Extract all lines that hold the string "arbetslöshet".
-- start of Dataset records --
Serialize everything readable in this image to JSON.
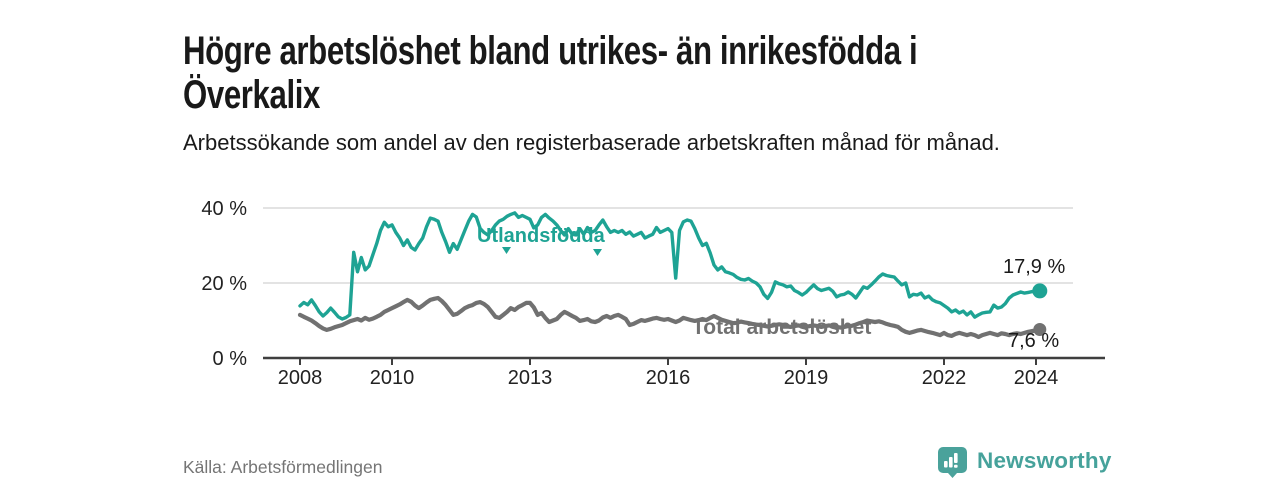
{
  "header": {
    "title": "Högre arbetslöshet bland utrikes- än inrikesfödda i Överkalix",
    "subtitle": "Arbetssökande som andel av den registerbaserade arbetskraften månad för månad."
  },
  "source": {
    "label": "Källa: Arbetsförmedlingen"
  },
  "branding": {
    "name": "Newsworthy",
    "icon": "newsworthy-bar-chart-pin-icon"
  },
  "colors": {
    "foreign_born": "#1ea394",
    "total": "#717171",
    "grid": "#dadada",
    "axis": "#3f3f3f",
    "text": "#222222",
    "muted": "#757575",
    "brand": "#46a29b"
  },
  "chart_data": {
    "type": "line",
    "unit": "%",
    "frequency": "monthly",
    "x_start": {
      "year": 2008,
      "month": 1
    },
    "x_end": {
      "year": 2024,
      "month": 2
    },
    "ylim": [
      0,
      42
    ],
    "grid": "horizontal",
    "legend_position": "inline-labels",
    "y_ticks": [
      {
        "label": "0 %",
        "value": 0
      },
      {
        "label": "20 %",
        "value": 20
      },
      {
        "label": "40 %",
        "value": 40
      }
    ],
    "x_ticks": [
      {
        "label": "2008",
        "year": 2008
      },
      {
        "label": "2010",
        "year": 2010
      },
      {
        "label": "2013",
        "year": 2013
      },
      {
        "label": "2016",
        "year": 2016
      },
      {
        "label": "2019",
        "year": 2019
      },
      {
        "label": "2022",
        "year": 2022
      },
      {
        "label": "2024",
        "year": 2024
      }
    ],
    "series": [
      {
        "name": "Utlandsfödda",
        "color": "#1ea394",
        "end_label": "17,9 %",
        "end_value": 17.9,
        "values": [
          13.9,
          14.8,
          14.2,
          15.5,
          14.0,
          12.3,
          11.2,
          12.1,
          13.3,
          12.2,
          11.0,
          10.4,
          10.8,
          11.5,
          28.2,
          23.0,
          26.8,
          23.5,
          24.5,
          27.5,
          30.5,
          34.0,
          36.2,
          35.0,
          35.5,
          33.5,
          32.0,
          30.0,
          31.5,
          29.5,
          28.8,
          30.5,
          32.0,
          35.0,
          37.3,
          37.0,
          36.5,
          33.5,
          31.0,
          28.2,
          30.5,
          29.0,
          31.5,
          34.0,
          36.5,
          38.3,
          37.6,
          34.5,
          33.5,
          32.8,
          34.0,
          35.5,
          36.5,
          37.0,
          37.8,
          38.3,
          38.7,
          37.5,
          38.0,
          37.5,
          37.0,
          34.7,
          35.5,
          37.5,
          38.3,
          37.3,
          36.5,
          35.5,
          34.0,
          32.8,
          34.5,
          33.0,
          32.8,
          34.5,
          33.0,
          34.8,
          33.5,
          34.0,
          35.5,
          36.8,
          35.0,
          33.5,
          34.0,
          33.5,
          34.0,
          33.0,
          33.6,
          32.5,
          33.0,
          33.5,
          32.0,
          32.5,
          33.0,
          34.8,
          33.5,
          34.0,
          34.5,
          33.5,
          21.3,
          34.0,
          36.3,
          36.8,
          36.5,
          34.5,
          32.0,
          30.0,
          30.6,
          28.0,
          24.8,
          23.5,
          24.3,
          23.0,
          22.7,
          22.3,
          21.5,
          21.0,
          20.8,
          21.2,
          20.5,
          20.0,
          19.0,
          17.0,
          15.9,
          17.5,
          20.3,
          19.8,
          19.5,
          19.0,
          19.2,
          18.0,
          17.5,
          16.8,
          17.5,
          18.5,
          19.5,
          18.5,
          18.0,
          18.3,
          18.6,
          17.8,
          16.3,
          16.8,
          17.0,
          17.6,
          17.0,
          16.0,
          17.5,
          19.0,
          18.6,
          19.5,
          20.5,
          21.6,
          22.4,
          22.0,
          21.8,
          21.6,
          20.5,
          19.5,
          20.0,
          16.3,
          17.0,
          16.8,
          17.3,
          16.0,
          16.5,
          15.5,
          15.0,
          14.7,
          14.0,
          13.3,
          12.3,
          12.8,
          12.0,
          12.5,
          11.5,
          12.3,
          10.9,
          11.5,
          12.0,
          12.2,
          12.3,
          14.1,
          13.3,
          13.6,
          14.5,
          16.0,
          16.8,
          17.2,
          17.6,
          17.3,
          17.5,
          17.7,
          17.6,
          17.9
        ]
      },
      {
        "name": "Total arbetslöshet",
        "color": "#717171",
        "end_label": "7,6 %",
        "end_value": 7.6,
        "values": [
          11.5,
          11.0,
          10.5,
          10.0,
          9.3,
          8.5,
          7.9,
          7.5,
          7.8,
          8.2,
          8.5,
          8.8,
          9.3,
          9.8,
          10.1,
          10.4,
          10.0,
          10.7,
          10.2,
          10.5,
          11.0,
          11.5,
          12.3,
          12.8,
          13.3,
          13.8,
          14.3,
          14.9,
          15.5,
          15.0,
          14.0,
          13.3,
          14.0,
          14.8,
          15.5,
          15.8,
          16.0,
          15.2,
          14.1,
          12.8,
          11.5,
          11.8,
          12.5,
          13.3,
          13.8,
          14.1,
          14.7,
          14.9,
          14.4,
          13.6,
          12.3,
          11.0,
          10.7,
          11.5,
          12.3,
          13.3,
          12.8,
          13.6,
          14.1,
          14.7,
          14.7,
          13.5,
          11.5,
          12.0,
          10.7,
          9.6,
          10.0,
          10.4,
          11.5,
          12.3,
          11.8,
          11.2,
          10.7,
          9.9,
          10.1,
          10.4,
          9.8,
          9.6,
          10.0,
          10.8,
          11.2,
          10.7,
          11.2,
          11.5,
          11.0,
          10.4,
          8.8,
          9.1,
          9.6,
          10.1,
          9.9,
          10.2,
          10.5,
          10.7,
          10.4,
          10.2,
          10.4,
          10.0,
          9.6,
          10.0,
          10.7,
          10.4,
          10.1,
          9.9,
          10.1,
          10.4,
          10.1,
          10.7,
          11.2,
          10.7,
          10.2,
          9.9,
          9.6,
          9.3,
          9.4,
          9.7,
          9.5,
          9.3,
          9.1,
          8.9,
          8.8,
          8.6,
          8.4,
          8.6,
          8.8,
          9.0,
          8.8,
          8.5,
          8.3,
          8.5,
          8.7,
          8.5,
          8.3,
          8.5,
          8.7,
          8.5,
          8.3,
          8.5,
          8.7,
          8.5,
          8.3,
          8.1,
          8.3,
          8.5,
          8.6,
          8.9,
          9.3,
          9.6,
          10.0,
          9.8,
          9.6,
          9.8,
          9.5,
          9.1,
          8.8,
          8.6,
          8.3,
          7.5,
          7.0,
          6.7,
          7.0,
          7.3,
          7.5,
          7.2,
          6.9,
          6.7,
          6.4,
          6.1,
          6.7,
          6.1,
          5.9,
          6.4,
          6.7,
          6.4,
          6.1,
          6.4,
          6.1,
          5.6,
          6.1,
          6.4,
          6.7,
          6.4,
          6.1,
          6.6,
          6.4,
          6.1,
          6.4,
          6.6,
          6.4,
          6.7,
          7.0,
          7.2,
          7.3,
          7.6
        ]
      }
    ]
  }
}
-- end of Dataset records --
**Exercise answer**
    "title": "Högre arbetslöshet bland utrikes- än inrikesfödda i Överkalix",
        "name": "Total arbetslöshet",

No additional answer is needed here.